— Excerpted data —
[Start]
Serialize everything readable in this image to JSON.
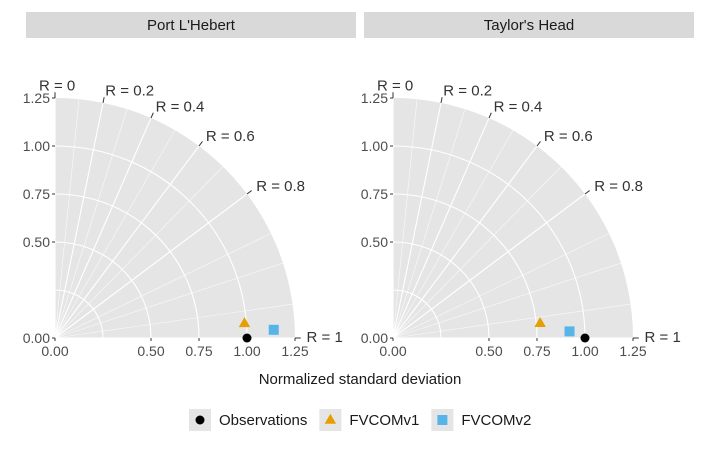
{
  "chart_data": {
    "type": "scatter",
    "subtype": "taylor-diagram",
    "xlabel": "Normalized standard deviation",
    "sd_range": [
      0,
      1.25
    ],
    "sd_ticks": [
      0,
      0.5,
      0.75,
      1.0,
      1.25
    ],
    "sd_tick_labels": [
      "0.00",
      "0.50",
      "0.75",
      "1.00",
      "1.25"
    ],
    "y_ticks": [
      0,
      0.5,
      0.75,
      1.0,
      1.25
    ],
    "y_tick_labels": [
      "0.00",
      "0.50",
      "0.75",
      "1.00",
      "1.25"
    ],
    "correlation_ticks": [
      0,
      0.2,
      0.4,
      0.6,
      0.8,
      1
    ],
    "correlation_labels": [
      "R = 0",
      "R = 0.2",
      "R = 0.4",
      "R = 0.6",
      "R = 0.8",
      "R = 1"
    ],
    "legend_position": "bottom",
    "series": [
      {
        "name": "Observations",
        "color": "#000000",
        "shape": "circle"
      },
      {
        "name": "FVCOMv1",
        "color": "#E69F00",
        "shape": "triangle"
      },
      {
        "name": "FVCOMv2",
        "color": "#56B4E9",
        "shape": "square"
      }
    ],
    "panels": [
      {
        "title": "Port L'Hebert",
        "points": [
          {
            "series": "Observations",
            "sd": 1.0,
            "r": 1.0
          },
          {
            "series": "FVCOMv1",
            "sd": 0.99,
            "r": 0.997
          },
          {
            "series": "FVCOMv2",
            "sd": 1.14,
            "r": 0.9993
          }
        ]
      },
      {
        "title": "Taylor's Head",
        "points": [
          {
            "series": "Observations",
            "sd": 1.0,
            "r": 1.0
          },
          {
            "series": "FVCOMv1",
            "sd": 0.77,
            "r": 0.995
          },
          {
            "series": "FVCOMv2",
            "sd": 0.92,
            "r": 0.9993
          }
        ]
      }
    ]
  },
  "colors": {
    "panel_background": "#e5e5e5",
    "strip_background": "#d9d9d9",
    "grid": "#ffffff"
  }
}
[End]
[Start]
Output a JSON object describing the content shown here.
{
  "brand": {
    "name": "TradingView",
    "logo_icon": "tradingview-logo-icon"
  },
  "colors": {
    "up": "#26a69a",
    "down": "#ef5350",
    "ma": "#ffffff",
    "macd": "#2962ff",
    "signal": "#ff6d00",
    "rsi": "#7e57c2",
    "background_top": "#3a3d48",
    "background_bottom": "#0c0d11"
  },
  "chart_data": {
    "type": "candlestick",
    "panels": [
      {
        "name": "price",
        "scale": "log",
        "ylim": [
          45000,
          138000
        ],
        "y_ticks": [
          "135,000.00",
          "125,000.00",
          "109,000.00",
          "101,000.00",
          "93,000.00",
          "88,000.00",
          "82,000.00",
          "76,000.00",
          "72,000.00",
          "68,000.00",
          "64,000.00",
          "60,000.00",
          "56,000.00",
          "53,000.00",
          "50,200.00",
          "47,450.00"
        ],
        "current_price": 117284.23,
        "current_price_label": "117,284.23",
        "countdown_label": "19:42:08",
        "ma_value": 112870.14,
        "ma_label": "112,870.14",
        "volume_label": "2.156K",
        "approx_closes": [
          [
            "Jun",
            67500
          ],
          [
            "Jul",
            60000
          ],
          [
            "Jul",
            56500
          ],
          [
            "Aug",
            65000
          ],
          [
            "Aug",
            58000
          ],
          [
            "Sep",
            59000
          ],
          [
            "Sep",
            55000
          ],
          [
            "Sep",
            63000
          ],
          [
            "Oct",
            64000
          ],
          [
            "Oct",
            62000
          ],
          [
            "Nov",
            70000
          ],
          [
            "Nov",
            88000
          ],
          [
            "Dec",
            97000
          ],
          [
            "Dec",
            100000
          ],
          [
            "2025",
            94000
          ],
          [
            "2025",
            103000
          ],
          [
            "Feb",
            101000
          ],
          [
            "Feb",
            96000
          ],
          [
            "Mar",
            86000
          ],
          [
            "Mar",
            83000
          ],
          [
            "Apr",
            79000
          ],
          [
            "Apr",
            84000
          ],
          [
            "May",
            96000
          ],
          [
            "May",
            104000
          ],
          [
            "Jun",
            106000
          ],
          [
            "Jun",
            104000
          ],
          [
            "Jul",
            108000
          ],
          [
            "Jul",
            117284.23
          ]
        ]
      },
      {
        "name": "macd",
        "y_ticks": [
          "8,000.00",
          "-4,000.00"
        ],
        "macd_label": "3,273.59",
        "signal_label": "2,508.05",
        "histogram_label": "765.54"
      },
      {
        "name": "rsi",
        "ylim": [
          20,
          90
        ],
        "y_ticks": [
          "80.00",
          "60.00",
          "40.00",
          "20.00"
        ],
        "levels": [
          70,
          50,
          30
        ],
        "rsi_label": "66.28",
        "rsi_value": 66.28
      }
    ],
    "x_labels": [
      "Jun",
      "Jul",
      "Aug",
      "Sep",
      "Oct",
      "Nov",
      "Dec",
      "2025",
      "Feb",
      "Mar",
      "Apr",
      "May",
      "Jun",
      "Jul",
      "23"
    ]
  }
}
[End]
— What is expected —
Select every line above that contains the word "title", and copy it.

— Output of the task —
        "title": "Port L'Hebert",
        "title": "Taylor's Head",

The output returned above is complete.